● Document extract:
----------------------------------------

Lessons in Conditioning: Conditioning v. Grinding
Are you actually getting in better fighting shape, or are you just grinding your body to a halt?
Athletes adapt to what they do. Distance runners gain aerobic endurance, wrestlers bathe in lactate (among other metabolites), and weightlifters live in a beautiful – 3-5 minutes of rest between sets – alactic world. These adaptations occur over time and throughout seasons of life. As much as we can train or emphasize qualities of conditioning within our training protocol athletes will adapt to the most chronically demanded output they see: their sport.
As the world of training evolves, more chronic workload management is being thrust on strength and conditioning coaches, sports scientists, and athletic trainers. This means that in general we are gaining a better idea that all stress affects performance and how. That’s great, except when we interpret the “data” and falsely understand what it means. In this world we must be aware of how the stress from our conditioning is actually compounding and collaborating with the other stresses, but we don’t know how to quantify that without context.
Many coaches trust in the SAID principle, as they should, but the argument made in this article is that we apply that principle with the wrong perspective. We expect that the demands within our programs will create adaptations that we specifically planned for, but this is not true. The demands that are imposed will only elicit effects based on the athlete’s performance.

----------------------------------------

● Record extracts:
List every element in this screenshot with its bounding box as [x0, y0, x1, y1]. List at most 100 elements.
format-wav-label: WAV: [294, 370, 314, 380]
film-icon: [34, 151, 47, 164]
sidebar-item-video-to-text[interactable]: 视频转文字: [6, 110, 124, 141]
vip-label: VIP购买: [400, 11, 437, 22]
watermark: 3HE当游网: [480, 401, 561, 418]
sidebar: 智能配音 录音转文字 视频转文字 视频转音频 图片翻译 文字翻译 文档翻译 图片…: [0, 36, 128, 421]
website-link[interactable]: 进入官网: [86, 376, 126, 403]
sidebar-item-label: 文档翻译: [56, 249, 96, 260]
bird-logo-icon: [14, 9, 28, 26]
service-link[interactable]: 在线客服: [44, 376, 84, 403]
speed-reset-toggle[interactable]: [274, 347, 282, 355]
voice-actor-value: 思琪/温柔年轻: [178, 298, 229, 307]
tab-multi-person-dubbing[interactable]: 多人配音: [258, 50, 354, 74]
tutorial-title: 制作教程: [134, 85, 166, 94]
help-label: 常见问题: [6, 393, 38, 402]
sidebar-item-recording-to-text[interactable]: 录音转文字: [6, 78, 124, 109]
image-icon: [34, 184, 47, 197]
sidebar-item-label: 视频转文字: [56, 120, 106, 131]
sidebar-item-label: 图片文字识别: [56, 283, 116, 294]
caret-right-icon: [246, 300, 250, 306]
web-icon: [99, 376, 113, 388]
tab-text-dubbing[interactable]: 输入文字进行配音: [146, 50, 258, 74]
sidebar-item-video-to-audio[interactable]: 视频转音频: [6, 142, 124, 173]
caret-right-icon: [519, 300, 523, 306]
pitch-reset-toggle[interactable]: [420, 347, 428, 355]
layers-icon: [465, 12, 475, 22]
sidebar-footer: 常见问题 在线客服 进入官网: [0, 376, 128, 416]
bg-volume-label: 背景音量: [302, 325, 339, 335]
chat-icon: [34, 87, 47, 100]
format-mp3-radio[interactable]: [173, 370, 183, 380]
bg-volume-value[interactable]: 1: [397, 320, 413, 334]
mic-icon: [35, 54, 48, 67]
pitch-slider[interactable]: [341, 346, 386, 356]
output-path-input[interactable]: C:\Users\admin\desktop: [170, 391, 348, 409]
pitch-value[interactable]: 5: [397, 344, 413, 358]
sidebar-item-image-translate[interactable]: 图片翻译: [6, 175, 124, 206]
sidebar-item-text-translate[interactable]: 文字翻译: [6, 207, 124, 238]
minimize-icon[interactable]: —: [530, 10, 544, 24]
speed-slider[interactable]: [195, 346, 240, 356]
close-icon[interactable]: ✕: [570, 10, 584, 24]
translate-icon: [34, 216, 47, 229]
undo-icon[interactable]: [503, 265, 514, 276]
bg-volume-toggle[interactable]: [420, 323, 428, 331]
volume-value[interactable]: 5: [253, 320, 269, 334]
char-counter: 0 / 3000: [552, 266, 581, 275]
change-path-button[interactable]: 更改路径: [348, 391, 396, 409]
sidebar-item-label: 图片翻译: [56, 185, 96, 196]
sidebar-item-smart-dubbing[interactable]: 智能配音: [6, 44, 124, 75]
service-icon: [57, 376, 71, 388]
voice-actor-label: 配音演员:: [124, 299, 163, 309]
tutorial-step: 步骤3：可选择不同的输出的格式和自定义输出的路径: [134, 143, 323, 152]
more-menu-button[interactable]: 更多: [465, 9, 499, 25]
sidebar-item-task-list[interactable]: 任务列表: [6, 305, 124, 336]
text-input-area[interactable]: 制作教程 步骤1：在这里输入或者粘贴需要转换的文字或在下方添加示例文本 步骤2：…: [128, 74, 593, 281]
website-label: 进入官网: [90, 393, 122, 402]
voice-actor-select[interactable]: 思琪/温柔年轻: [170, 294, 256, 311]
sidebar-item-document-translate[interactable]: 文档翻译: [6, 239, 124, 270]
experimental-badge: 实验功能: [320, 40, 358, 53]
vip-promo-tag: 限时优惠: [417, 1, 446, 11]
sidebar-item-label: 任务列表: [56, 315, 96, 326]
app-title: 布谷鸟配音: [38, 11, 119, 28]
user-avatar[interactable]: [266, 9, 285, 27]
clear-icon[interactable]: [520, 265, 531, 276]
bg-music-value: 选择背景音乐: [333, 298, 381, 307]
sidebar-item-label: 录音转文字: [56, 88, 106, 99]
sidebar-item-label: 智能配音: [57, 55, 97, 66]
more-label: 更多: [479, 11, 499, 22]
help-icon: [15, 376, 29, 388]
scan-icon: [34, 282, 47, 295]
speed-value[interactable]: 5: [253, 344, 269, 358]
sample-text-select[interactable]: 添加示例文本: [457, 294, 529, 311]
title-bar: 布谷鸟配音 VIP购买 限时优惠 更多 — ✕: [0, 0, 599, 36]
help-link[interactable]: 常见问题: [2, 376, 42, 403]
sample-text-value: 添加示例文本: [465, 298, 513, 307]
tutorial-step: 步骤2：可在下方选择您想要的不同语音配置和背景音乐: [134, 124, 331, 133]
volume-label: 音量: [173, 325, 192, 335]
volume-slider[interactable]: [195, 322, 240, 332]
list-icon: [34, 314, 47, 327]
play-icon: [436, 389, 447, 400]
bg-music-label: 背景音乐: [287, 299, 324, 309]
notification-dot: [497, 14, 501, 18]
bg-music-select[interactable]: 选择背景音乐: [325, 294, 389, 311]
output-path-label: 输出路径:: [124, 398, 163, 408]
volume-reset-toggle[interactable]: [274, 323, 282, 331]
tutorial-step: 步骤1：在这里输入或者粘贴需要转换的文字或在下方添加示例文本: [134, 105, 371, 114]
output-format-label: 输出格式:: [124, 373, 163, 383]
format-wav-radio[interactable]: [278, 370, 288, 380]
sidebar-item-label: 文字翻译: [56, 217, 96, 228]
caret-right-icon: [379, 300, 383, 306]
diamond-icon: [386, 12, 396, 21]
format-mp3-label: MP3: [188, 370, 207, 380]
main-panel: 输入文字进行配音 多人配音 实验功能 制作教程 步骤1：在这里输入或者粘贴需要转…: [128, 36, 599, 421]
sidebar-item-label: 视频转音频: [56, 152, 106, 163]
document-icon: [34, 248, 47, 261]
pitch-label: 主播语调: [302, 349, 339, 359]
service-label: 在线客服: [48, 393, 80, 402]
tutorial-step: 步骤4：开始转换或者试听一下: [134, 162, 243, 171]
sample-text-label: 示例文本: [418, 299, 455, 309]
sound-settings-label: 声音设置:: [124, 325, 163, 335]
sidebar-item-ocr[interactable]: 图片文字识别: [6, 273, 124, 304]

----------------------------------------

● Required tasks:
• A. According to the article on conditioning versus grinding, how much rest do weightlifters take between sets?
• B. Reproduce the passage of the article on conditioning versus grinding starting with "As the world" and going on through "that without context.", substituting "physical therapists" for "athletic trainers".

● Responses per task:
• A. 3-5 minutes

• B.
As the world of training evolves, more chronic workload management is being thrust on strength and conditioning coaches, sports scientists, and physical therapists. This means that in general we are gaining a better idea that all stress affects performance and how. That’s great, except when we interpret the “data” and falsely understand what it means. In this world we must be aware of how the stress from our conditioning is actually compounding and collaborating with the other stresses, but we don’t know how to quantify that without context.